### DATA EXTRACT
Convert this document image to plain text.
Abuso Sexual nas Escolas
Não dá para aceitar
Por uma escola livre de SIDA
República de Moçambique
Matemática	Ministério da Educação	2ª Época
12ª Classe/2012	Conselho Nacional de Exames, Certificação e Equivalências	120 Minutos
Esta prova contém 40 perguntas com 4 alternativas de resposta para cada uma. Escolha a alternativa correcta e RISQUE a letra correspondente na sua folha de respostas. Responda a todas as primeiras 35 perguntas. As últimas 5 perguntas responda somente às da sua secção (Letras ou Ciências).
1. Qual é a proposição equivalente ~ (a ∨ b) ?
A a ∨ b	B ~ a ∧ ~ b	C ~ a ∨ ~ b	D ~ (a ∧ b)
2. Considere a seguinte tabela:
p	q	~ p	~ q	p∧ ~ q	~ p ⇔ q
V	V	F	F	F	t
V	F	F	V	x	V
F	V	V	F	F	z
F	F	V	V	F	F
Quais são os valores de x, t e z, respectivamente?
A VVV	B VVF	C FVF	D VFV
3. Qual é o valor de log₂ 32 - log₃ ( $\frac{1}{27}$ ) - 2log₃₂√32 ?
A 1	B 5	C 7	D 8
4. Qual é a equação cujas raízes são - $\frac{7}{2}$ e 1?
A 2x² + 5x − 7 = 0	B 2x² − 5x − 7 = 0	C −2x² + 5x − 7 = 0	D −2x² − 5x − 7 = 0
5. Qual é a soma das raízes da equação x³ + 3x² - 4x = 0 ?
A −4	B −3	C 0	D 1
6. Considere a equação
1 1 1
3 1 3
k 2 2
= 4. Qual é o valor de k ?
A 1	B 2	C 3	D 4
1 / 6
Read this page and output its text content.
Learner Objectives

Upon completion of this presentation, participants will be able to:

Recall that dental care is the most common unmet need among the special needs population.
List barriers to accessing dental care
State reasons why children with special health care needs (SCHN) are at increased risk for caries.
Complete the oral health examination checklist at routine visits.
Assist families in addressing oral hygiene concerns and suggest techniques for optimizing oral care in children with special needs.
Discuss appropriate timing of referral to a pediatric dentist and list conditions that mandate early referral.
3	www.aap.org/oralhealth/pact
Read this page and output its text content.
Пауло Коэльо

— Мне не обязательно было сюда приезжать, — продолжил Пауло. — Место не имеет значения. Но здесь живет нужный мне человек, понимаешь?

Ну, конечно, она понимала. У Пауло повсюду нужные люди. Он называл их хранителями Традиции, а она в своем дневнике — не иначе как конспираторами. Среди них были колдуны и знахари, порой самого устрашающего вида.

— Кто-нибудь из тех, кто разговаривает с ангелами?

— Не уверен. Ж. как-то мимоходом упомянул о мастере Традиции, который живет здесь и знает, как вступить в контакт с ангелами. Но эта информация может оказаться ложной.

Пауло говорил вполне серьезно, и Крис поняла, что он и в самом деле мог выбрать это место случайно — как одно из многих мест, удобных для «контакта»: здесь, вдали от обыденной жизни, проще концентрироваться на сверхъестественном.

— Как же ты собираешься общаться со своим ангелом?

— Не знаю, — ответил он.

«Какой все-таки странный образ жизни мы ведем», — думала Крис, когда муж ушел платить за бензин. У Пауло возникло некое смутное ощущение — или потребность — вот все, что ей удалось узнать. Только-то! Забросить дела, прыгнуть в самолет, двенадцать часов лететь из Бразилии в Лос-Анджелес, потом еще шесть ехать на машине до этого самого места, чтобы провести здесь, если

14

### EXERCISE INSTRUCTIONS
Filter the entries and copy out every line with the word "Крис".

### FINISHED TASK
Пауло говорил вполне серьезно, и Крис поняла, что он и в самом деле мог выбрать это место случайно — как одно из многих мест, удобных для «контакта»: здесь, вдали от обыденной жизни, проще концентрироваться на сверхъестественном.
«Какой все-таки странный образ жизни мы ведем», — думала Крис, когда муж ушел платить за бензин. У Пауло возникло некое смутное ощущение — или потребность — вот все, что ей удалось узнать. Только-то! Забросить дела, прыгнуть в самолет, двенадцать часов лететь из Бразилии в Лос-Анджелес, потом еще шесть ехать на машине до этого самого места, чтобы провести здесь, если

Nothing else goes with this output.